▶ AIM
Retype the records that come next, word for word.

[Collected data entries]
────────────────────────────────────────
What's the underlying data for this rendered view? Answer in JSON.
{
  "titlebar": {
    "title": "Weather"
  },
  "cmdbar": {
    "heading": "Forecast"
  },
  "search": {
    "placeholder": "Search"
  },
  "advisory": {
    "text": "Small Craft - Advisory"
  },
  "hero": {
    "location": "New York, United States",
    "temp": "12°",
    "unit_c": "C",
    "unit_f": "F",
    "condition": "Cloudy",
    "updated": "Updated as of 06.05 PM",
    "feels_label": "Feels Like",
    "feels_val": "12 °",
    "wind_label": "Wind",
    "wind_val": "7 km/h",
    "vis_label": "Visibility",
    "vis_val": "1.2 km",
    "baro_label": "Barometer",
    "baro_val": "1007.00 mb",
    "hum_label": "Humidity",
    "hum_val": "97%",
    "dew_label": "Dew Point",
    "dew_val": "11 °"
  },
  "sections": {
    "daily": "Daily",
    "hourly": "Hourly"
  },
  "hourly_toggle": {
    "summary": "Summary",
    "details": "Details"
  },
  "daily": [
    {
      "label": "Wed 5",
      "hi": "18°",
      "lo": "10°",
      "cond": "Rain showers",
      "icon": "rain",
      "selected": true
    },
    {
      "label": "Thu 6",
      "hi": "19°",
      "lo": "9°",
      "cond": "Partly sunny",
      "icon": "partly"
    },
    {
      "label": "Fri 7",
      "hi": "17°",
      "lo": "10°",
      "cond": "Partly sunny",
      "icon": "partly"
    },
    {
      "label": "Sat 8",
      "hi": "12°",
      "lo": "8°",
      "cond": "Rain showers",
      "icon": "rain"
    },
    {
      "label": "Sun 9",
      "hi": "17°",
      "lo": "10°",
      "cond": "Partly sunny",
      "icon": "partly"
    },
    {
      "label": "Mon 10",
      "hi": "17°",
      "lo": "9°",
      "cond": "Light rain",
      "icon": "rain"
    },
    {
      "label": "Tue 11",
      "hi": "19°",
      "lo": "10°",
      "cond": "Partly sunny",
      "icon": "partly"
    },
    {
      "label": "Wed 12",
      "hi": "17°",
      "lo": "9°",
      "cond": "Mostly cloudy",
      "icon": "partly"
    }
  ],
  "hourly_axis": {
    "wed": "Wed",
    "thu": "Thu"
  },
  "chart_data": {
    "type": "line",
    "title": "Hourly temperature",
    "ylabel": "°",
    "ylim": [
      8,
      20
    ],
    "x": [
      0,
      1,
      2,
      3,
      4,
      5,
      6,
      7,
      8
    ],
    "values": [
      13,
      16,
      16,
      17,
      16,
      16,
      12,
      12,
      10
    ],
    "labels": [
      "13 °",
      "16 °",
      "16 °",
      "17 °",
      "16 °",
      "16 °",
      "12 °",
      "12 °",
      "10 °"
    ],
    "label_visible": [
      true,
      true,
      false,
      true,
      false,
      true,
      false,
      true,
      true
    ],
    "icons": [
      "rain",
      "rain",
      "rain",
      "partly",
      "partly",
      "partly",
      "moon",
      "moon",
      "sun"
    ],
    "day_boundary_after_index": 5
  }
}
────────────────────────────────────────
▶ EXERCISE RESPONSE
What's the underlying data for this rendered view? Answer in JSON.
{
  "titlebar": {
    "title": "Weather"
  },
  "cmdbar": {
    "heading": "Forecast"
  },
  "search": {
    "placeholder": "Search"
  },
  "advisory": {
    "text": "Small Craft - Advisory"
  },
  "hero": {
    "location": "New York, United States",
    "temp": "12°",
    "unit_c": "C",
    "unit_f": "F",
    "condition": "Cloudy",
    "updated": "Updated as of 06.05 PM",
    "feels_label": "Feels Like",
    "feels_val": "12 °",
    "wind_label": "Wind",
    "wind_val": "7 km/h",
    "vis_label": "Visibility",
    "vis_val": "1.2 km",
    "baro_label": "Barometer",
    "baro_val": "1007.00 mb",
    "hum_label": "Humidity",
    "hum_val": "97%",
    "dew_label": "Dew Point",
    "dew_val": "11 °"
  },
  "sections": {
    "daily": "Daily",
    "hourly": "Hourly"
  },
  "hourly_toggle": {
    "summary": "Summary",
    "details": "Details"
  },
  "daily": [
    {
      "label": "Wed 5",
      "hi": "18°",
      "lo": "10°",
      "cond": "Rain showers",
      "icon": "rain",
      "selected": true
    },
    {
      "label": "Thu 6",
      "hi": "19°",
      "lo": "9°",
      "cond": "Partly sunny",
      "icon": "partly"
    },
    {
      "label": "Fri 7",
      "hi": "17°",
      "lo": "10°",
      "cond": "Partly sunny",
      "icon": "partly"
    },
    {
      "label": "Sat 8",
      "hi": "12°",
      "lo": "8°",
      "cond": "Rain showers",
      "icon": "rain"
    },
    {
      "label": "Sun 9",
      "hi": "17°",
      "lo": "10°",
      "cond": "Partly sunny",
      "icon": "partly"
    },
    {
      "label": "Mon 10",
      "hi": "17°",
      "lo": "9°",
      "cond": "Light rain",
      "icon": "rain"
    },
    {
      "label": "Tue 11",
      "hi": "19°",
      "lo": "10°",
      "cond": "Partly sunny",
      "icon": "partly"
    },
    {
      "label": "Wed 12",
      "hi": "17°",
      "lo": "9°",
      "cond": "Mostly cloudy",
      "icon": "partly"
    }
  ],
  "hourly_axis": {
    "wed": "Wed",
    "thu": "Thu"
  },
  "chart_data": {
    "type": "line",
    "title": "Hourly temperature",
    "ylabel": "°",
    "ylim": [
      8,
      20
    ],
    "x": [
      0,
      1,
      2,
      3,
      4,
      5,
      6,
      7,
      8
    ],
    "values": [
      13,
      16,
      16,
      17,
      16,
      16,
      12,
      12,
      10
    ],
    "labels": [
      "13 °",
      "16 °",
      "16 °",
      "17 °",
      "16 °",
      "16 °",
      "12 °",
      "12 °",
      "10 °"
    ],
    "label_visible": [
      true,
      true,
      false,
      true,
      false,
      true,
      false,
      true,
      true
    ],
    "icons": [
      "rain",
      "rain",
      "rain",
      "partly",
      "partly",
      "partly",
      "moon",
      "moon",
      "sun"
    ],
    "day_boundary_after_index": 5
  }
}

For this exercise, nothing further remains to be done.